> **Your task**
Your answer should consist of every line from the records that holds the string "strategi".

Document page data:
++++
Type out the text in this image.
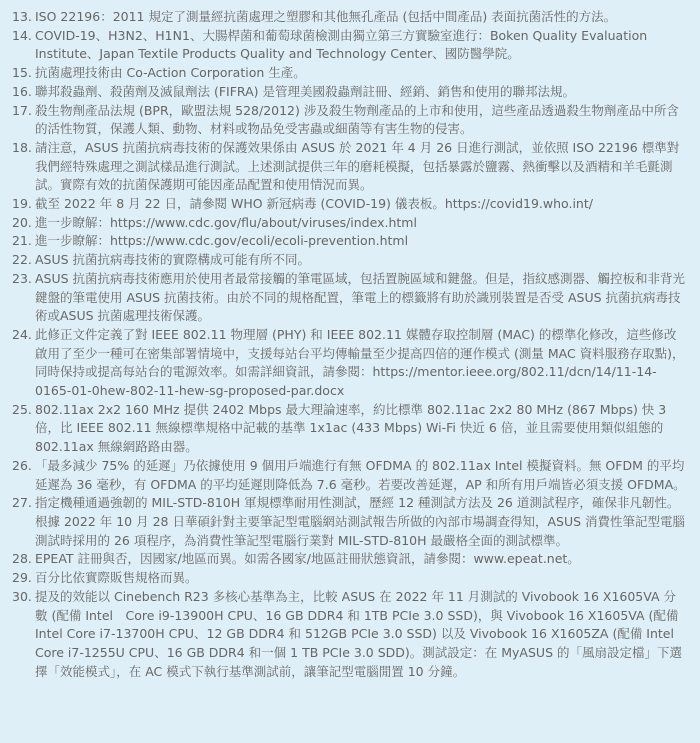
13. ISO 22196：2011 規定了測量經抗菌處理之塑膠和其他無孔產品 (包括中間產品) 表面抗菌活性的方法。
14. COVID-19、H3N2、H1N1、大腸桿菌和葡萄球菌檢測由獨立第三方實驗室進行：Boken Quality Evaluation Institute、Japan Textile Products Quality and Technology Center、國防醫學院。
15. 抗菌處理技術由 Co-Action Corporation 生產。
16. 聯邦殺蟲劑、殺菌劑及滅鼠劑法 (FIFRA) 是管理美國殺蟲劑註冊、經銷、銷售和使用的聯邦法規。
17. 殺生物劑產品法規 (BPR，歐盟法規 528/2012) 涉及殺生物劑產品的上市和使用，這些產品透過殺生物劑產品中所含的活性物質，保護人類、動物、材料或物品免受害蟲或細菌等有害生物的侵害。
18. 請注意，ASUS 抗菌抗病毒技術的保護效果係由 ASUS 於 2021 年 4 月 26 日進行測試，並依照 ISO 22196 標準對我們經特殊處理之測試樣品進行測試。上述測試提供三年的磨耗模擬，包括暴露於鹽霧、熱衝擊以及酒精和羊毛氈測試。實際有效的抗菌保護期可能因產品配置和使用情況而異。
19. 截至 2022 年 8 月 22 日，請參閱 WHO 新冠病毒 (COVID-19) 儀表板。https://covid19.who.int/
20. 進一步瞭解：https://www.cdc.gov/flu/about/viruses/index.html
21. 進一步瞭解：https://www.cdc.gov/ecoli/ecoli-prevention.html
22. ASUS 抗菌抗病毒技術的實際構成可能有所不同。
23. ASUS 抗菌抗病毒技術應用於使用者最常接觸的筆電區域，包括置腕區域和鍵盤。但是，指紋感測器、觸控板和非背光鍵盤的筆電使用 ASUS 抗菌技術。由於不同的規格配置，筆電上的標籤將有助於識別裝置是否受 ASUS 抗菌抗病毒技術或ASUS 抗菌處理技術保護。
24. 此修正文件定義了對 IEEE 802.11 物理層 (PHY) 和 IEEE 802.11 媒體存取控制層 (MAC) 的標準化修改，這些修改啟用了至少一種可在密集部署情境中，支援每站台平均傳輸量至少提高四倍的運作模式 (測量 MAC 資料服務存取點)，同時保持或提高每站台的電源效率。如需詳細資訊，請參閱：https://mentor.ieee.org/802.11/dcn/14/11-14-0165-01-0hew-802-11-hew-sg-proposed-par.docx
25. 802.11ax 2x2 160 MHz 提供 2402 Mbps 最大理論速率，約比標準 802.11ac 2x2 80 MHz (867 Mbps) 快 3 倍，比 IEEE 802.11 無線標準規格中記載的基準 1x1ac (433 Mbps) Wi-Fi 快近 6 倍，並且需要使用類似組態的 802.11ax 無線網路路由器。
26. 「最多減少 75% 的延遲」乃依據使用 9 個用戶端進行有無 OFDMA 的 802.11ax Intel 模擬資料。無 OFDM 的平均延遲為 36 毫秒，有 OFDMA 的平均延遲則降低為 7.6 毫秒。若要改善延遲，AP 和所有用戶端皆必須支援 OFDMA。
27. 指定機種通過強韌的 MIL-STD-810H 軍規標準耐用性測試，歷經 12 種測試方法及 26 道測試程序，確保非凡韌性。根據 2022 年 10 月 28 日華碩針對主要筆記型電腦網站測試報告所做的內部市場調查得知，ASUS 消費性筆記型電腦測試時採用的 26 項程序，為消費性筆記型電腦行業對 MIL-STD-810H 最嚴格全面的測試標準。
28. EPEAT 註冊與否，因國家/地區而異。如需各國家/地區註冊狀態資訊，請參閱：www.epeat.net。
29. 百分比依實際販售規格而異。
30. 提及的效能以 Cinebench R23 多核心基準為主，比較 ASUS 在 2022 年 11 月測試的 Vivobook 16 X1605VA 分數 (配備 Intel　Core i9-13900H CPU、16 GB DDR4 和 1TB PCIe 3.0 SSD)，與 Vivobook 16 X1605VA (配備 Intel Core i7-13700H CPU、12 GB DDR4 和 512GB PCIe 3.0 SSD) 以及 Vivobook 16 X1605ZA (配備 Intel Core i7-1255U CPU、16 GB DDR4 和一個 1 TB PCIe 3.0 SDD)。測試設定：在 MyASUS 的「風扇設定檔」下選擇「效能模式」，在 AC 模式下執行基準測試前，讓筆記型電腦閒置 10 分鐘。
++++
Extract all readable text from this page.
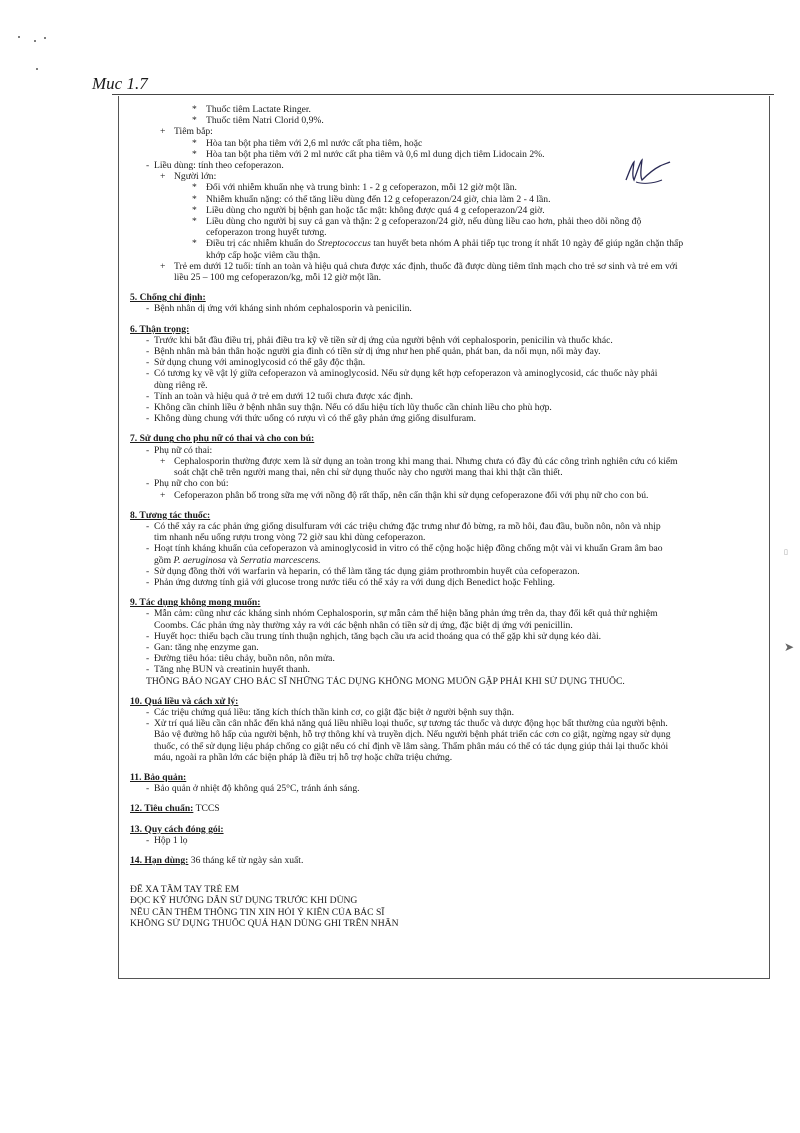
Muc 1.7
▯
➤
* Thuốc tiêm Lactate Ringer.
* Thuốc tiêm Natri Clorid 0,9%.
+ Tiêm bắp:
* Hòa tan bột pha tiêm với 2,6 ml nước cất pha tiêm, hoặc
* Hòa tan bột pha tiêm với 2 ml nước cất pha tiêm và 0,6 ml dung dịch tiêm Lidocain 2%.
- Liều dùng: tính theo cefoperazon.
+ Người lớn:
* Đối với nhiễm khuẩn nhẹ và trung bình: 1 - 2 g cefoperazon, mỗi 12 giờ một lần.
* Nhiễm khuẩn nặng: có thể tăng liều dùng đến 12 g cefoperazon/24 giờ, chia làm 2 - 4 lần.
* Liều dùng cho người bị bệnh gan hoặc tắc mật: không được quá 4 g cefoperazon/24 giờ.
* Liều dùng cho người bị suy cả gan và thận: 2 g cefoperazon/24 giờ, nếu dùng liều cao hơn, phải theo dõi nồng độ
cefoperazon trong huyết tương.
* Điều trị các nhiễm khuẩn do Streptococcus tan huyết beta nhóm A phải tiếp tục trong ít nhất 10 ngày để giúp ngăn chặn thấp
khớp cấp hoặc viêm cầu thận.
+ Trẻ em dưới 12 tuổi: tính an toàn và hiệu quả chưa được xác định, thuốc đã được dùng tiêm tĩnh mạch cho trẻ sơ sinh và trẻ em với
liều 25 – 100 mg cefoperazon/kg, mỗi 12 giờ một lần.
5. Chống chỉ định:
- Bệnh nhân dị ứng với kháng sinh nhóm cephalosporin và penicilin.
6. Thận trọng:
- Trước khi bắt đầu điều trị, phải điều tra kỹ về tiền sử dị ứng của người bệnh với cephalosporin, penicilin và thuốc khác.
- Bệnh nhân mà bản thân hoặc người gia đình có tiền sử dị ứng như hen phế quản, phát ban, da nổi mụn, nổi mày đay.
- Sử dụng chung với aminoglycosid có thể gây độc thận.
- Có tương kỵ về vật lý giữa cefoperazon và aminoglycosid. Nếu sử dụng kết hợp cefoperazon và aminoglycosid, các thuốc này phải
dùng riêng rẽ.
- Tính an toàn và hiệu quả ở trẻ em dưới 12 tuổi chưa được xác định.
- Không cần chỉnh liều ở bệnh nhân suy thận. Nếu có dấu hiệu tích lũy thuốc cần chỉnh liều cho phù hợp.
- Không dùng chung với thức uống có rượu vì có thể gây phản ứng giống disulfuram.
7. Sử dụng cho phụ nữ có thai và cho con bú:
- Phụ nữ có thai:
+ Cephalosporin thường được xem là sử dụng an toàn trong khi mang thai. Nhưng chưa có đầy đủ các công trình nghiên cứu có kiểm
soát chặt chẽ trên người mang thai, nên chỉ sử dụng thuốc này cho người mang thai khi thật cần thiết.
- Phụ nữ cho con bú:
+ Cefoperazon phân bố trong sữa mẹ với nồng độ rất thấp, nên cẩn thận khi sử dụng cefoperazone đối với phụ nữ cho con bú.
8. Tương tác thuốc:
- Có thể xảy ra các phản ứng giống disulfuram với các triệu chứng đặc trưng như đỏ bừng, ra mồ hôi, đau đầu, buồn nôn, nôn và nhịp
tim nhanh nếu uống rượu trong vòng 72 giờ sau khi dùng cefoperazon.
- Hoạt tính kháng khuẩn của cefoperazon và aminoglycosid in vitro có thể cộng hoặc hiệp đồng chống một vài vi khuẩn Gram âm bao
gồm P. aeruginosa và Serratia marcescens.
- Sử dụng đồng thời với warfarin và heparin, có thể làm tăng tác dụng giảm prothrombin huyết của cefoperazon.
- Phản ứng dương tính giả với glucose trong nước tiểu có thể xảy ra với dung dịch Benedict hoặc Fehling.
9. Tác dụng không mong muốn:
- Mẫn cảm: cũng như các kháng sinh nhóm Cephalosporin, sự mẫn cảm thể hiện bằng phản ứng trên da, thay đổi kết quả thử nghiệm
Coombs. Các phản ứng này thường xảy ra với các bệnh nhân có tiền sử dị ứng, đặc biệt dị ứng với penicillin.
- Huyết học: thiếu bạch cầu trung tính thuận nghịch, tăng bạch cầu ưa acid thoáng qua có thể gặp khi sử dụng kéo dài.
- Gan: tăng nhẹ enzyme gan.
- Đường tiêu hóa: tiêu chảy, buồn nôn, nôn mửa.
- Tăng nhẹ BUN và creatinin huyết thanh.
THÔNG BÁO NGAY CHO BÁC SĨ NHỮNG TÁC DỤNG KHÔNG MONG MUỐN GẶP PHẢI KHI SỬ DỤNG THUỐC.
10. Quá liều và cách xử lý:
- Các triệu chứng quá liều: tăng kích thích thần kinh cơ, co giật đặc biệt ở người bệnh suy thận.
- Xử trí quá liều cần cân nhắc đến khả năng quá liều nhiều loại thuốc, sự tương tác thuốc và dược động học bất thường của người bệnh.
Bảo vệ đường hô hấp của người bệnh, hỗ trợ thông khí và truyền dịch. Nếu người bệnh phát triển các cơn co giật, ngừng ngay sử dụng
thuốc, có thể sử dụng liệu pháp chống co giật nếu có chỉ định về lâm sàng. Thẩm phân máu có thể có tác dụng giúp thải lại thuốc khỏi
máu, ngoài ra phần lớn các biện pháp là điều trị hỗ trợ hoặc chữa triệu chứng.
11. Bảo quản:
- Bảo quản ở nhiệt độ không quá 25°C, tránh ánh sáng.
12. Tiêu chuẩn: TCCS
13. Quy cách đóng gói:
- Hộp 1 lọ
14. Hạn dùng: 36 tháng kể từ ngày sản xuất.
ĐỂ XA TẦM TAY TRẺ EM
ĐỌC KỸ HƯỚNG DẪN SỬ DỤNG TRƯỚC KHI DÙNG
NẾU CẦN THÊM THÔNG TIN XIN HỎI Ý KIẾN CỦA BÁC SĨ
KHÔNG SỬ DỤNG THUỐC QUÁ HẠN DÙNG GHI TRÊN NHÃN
++++
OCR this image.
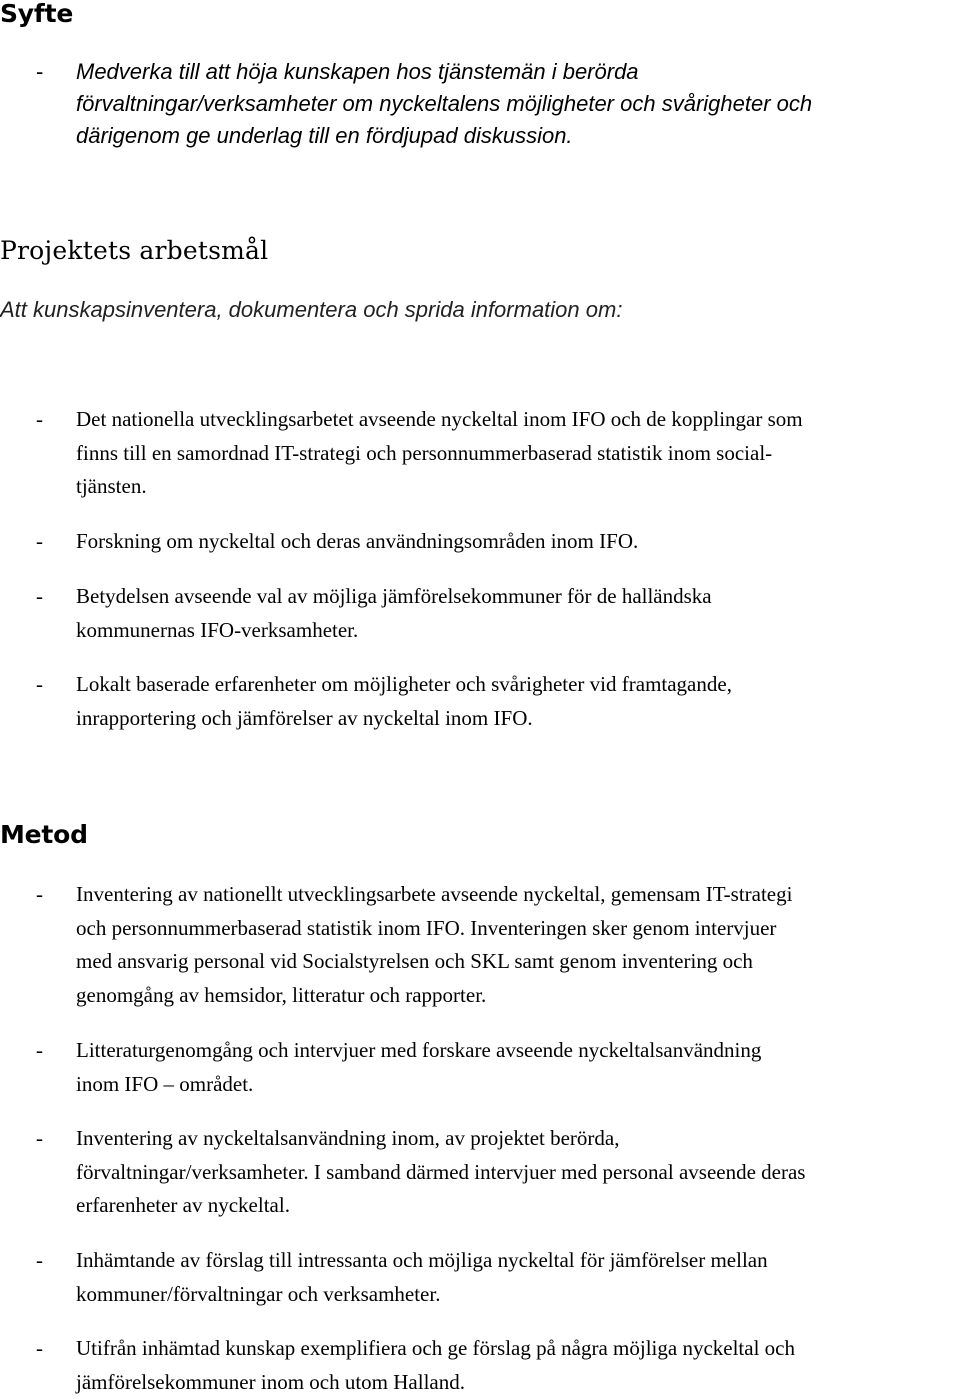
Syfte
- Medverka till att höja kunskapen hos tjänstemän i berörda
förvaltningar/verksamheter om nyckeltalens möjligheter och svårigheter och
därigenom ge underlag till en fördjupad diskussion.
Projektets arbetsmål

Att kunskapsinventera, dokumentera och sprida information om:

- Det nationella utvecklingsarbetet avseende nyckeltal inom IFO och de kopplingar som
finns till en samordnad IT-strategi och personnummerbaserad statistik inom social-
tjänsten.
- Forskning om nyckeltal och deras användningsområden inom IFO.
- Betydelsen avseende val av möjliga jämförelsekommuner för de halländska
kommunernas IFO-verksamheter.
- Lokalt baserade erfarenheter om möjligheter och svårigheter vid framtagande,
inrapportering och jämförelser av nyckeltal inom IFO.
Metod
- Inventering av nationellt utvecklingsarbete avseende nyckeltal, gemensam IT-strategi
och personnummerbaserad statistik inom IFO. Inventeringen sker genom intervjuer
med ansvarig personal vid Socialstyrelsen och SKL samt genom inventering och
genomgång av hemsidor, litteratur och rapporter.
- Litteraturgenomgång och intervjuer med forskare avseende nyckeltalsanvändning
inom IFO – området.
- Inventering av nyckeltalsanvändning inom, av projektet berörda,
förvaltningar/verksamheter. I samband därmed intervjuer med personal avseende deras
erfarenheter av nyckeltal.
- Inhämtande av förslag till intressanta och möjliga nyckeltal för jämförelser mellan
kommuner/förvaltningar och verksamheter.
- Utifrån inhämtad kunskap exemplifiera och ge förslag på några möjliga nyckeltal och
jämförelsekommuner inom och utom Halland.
++++
> **Response for this exercise**
finns till en samordnad IT-strategi och personnummerbaserad statistik inom social-
- Inventering av nationellt utvecklingsarbete avseende nyckeltal, gemensam IT-strategi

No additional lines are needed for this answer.